** Start Passage to read **
Skip to content

Ingest

Ingest is the single composed call plugins use to write to the corpus. ctx.ingest({ source, envelope, parties }) find-or-creates a Source, writes its Envelope and party rows, stamps plugin provenance, and emits a core.ingested outbox event — all in one atomic Store batch.

The corpus is an observation log: rows assert “this plugin observed this thing at this moment”. Ingest is the only sanctioned way for a plugin to add to that log. Before ingest existed, plugins reached the corpus through a ctx.source.write kludge that issued two non-atomic Store batches, never composed find-or-create, and wrote envelopes with empty parties. Ingest replaces that with one call the framework guarantees the shape of: source + envelope + parties + outbox event commit together or not at all.

Three surfaces converge here:

  • Source contributes a new core-internal findOrAppendCreate(builder, input) that appends find-or-create statements to a caller-owned BatchBuilder instead of opening its own batch.
  • Access contributes a core-internal appendEnvelope(builder, input) that appends envelope + party + core.envelope_indexed statements. The prior dynamically-typed access.writeEnvelope reach-around is gone; appendEnvelope is the only path that writes envelope rows.
  • Plugin system owns the RuntimeContext.ingest field, the new "ingest" capability that gates it, and the loader-side migration bridge that auto-upgrades plugins still asking for the legacy ["source_write", "emit_envelopes"] pair.

ctx.ingest runs synchronously: capability check → payload-size check → find-or-append-create → append-envelope → conditional core.ingested emit → store.batch. TOCTOU collisions on (locationKind, pathId) are retried transparently within tuning.findOrCreateMaxRetries.

  • ctx.ingest(input) — the plugin-facing method on RuntimeContext. Returns { source: { id, wasCreated }, envelope: { id, wasCreated } }. The two wasCreated booleans are how callers distinguish a brand-new write from idempotent collapse without a re-read — useful for cursor advancement and logging.
** End Passage to read **
* [Tasks for this exercise]
(a) According to the ingest documentation, what outbox event does ctx.ingest emit?
(b) Rewrite the paragraph of the ingest documentation that begins "ctx.ingest runs synchronously" as a short list, keeping its main facts.
(c) Write the next part of the ingest documentation, picking up after its final sentence.
These entries come from a separate source and have no connection to the ingest documentation.
** Start Provided information **
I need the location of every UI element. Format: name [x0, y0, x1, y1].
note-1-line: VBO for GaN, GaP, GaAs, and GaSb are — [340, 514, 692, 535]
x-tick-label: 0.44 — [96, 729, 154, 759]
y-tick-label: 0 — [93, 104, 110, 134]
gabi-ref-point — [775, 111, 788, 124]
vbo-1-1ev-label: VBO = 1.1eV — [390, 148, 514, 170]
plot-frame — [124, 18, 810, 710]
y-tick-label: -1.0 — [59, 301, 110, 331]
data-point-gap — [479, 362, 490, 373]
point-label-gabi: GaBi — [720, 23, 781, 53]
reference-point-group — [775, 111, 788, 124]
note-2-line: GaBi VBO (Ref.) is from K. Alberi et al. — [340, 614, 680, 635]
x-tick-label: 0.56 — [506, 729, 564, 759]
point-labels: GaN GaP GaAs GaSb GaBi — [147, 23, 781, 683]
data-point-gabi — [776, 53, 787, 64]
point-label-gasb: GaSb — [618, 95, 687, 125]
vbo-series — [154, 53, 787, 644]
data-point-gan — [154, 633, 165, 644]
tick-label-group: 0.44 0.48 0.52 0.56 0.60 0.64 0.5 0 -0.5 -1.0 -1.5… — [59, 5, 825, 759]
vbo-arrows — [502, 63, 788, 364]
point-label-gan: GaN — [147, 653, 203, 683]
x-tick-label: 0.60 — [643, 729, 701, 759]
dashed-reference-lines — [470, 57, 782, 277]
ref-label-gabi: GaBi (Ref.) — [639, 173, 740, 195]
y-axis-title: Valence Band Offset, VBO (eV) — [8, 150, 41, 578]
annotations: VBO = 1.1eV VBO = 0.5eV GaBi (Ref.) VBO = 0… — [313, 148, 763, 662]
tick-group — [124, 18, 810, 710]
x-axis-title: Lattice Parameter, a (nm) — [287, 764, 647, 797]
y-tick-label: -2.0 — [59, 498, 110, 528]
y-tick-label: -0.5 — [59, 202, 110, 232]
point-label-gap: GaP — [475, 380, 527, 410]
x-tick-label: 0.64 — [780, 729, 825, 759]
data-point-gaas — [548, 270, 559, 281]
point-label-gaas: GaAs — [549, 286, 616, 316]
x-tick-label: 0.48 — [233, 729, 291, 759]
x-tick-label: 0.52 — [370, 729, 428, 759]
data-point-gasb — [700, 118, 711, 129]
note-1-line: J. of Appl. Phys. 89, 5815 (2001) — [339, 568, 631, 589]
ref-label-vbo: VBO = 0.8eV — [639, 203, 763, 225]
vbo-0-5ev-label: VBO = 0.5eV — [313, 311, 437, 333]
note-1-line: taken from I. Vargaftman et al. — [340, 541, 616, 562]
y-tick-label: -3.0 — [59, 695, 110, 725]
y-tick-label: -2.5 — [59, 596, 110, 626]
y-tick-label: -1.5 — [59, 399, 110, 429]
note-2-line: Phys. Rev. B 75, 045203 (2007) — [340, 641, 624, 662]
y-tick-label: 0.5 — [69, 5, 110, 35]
** End Provided information **
* [Answers for the exercise]
(a) A core.ingested outbox event.

(b)
- ctx.ingest runs synchronously.
- Order of steps: capability check, payload-size check, find-or-append-create, append-envelope, conditional core.ingested emit, store.batch.
- TOCTOU collisions on (locationKind, pathId) are retried transparently within tuning.findOrCreateMaxRetries.

(c)
  • IngestInput{ source, envelope, parties }. Provenance fields are absent by design: the runtime context closure has already captured the calling plugin’s identity and ingest stamps it on every row. Plugins cannot supply or override assertedByPluginPackage / assertedByPluginVersion.
  • Content-derived envelope id — derived from (sourceId, transport, receivedAt, package, version). The same five-tuple twice produces the same id; the second call’s pre-batch SELECT finds the row, writes nothing, emits nothing, and returns wasCreated: false. rawPayload bytes are deliberately not in the hash so byte-noisy variants of one logical assertion collapse.
  • core.ingested event — emitted exactly once per call where at least one of source/envelope was newly created. Payload { sourceId, envelopeId, sourceCreated }, schemaVersion: 1. Fires in the same batch as the writes, so subscribers see it only after the rows are durable. The absence of an event is itself the auditable signal that a re-ingest collapsed.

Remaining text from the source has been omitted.